→ **Required task**:
Search the material for "from" and show all lines that contain it.

→ **Available records**:
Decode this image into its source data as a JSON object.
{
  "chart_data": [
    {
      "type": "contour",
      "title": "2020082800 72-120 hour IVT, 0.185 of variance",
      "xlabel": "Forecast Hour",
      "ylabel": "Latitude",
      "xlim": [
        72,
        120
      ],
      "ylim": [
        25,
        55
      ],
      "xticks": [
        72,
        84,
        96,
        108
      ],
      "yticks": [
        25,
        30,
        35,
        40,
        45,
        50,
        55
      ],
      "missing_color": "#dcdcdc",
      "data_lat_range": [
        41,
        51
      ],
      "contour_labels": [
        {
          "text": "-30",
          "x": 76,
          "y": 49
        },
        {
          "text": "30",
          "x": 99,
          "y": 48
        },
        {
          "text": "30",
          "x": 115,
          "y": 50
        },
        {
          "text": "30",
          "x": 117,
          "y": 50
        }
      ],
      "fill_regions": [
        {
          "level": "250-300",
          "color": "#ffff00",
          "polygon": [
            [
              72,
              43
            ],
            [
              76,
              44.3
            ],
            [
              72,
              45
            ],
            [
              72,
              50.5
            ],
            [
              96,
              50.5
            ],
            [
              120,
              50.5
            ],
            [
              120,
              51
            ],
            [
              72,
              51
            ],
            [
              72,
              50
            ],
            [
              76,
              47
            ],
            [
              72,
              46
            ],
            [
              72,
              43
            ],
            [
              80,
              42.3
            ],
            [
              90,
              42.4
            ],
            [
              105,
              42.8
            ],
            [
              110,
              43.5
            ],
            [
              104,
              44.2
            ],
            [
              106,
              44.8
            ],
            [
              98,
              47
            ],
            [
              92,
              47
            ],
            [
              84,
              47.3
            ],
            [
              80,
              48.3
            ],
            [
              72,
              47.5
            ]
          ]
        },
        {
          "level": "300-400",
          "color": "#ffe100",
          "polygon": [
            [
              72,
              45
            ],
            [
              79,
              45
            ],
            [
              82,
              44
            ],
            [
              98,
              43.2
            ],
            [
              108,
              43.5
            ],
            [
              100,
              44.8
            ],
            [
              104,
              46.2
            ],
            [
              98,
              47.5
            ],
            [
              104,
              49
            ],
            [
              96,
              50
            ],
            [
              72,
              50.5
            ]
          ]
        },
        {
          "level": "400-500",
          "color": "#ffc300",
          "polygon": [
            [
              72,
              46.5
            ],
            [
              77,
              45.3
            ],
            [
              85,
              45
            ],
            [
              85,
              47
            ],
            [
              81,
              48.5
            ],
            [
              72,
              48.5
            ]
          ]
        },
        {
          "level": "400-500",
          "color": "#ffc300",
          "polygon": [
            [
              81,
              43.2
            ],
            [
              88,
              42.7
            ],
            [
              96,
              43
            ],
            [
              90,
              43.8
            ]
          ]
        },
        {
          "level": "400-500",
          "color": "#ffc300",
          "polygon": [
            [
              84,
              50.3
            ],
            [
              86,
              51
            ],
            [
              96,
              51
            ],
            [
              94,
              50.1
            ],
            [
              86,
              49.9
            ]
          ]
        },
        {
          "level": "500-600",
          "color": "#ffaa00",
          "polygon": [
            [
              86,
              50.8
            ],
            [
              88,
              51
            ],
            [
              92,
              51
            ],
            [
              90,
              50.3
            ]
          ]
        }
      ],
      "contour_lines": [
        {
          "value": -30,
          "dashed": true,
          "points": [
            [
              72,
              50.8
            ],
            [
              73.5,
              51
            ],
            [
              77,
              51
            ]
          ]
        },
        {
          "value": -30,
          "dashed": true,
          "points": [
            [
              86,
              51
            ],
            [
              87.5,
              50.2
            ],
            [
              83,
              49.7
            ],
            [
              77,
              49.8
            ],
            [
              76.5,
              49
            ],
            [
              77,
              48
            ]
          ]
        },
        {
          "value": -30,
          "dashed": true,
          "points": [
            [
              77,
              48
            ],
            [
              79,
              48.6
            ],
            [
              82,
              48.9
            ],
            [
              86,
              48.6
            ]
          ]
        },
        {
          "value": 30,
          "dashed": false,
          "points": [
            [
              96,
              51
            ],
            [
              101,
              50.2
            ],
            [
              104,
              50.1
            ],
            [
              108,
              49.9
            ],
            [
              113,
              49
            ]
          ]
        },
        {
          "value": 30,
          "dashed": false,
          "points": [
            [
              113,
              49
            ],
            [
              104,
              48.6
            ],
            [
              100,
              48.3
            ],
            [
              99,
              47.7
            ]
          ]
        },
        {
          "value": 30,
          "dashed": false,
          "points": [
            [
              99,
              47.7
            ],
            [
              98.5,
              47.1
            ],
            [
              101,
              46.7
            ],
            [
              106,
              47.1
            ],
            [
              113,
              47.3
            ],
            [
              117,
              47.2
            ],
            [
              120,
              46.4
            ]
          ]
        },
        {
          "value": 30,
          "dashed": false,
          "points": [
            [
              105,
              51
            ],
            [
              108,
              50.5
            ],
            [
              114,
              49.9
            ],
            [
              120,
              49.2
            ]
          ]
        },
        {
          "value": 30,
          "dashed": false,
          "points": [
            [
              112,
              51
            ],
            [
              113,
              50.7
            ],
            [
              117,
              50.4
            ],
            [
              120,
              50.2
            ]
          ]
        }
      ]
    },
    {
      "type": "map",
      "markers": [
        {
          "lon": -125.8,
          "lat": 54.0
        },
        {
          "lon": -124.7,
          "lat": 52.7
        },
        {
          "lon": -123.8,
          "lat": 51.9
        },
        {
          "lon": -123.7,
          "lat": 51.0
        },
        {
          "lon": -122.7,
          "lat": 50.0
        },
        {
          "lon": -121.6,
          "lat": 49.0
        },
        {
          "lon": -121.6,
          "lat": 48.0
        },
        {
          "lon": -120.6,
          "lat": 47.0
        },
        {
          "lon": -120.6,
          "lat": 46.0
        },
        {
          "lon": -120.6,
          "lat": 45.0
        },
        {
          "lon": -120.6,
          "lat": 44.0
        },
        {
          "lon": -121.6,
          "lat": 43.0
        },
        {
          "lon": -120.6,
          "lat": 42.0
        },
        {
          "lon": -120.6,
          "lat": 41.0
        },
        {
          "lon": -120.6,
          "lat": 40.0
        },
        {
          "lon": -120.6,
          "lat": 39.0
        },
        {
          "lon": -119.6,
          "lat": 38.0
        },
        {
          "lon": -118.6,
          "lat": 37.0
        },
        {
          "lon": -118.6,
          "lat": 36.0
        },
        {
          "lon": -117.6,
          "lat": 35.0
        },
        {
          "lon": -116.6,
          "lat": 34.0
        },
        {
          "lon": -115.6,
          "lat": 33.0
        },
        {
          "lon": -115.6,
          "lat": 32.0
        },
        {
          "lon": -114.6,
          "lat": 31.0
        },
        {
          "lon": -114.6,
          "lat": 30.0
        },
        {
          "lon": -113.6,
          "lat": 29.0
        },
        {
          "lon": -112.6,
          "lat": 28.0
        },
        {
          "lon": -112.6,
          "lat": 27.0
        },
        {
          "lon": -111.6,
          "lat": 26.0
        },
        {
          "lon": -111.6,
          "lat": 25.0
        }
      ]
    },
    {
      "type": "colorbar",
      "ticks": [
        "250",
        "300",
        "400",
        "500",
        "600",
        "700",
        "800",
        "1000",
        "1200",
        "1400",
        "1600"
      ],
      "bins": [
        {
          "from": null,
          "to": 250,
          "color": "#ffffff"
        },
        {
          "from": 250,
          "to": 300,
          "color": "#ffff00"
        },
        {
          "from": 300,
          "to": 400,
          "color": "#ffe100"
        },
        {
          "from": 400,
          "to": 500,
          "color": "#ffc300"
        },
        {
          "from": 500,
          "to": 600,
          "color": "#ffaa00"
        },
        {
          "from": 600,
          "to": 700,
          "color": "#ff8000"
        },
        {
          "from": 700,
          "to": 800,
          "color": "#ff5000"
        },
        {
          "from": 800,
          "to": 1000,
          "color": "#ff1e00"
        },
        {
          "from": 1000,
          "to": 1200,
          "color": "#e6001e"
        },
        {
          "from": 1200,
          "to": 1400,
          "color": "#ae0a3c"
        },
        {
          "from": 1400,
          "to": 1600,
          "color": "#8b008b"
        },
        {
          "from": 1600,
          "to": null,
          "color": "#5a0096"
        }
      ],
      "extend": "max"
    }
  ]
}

→ **Written answer**:
          "from": null,
          "from": 250,
          "from": 300,
          "from": 400,
          "from": 500,
          "from": 600,
          "from": 700,
          "from": 800,
          "from": 1000,
          "from": 1200,
          "from": 1400,
          "from": 1600,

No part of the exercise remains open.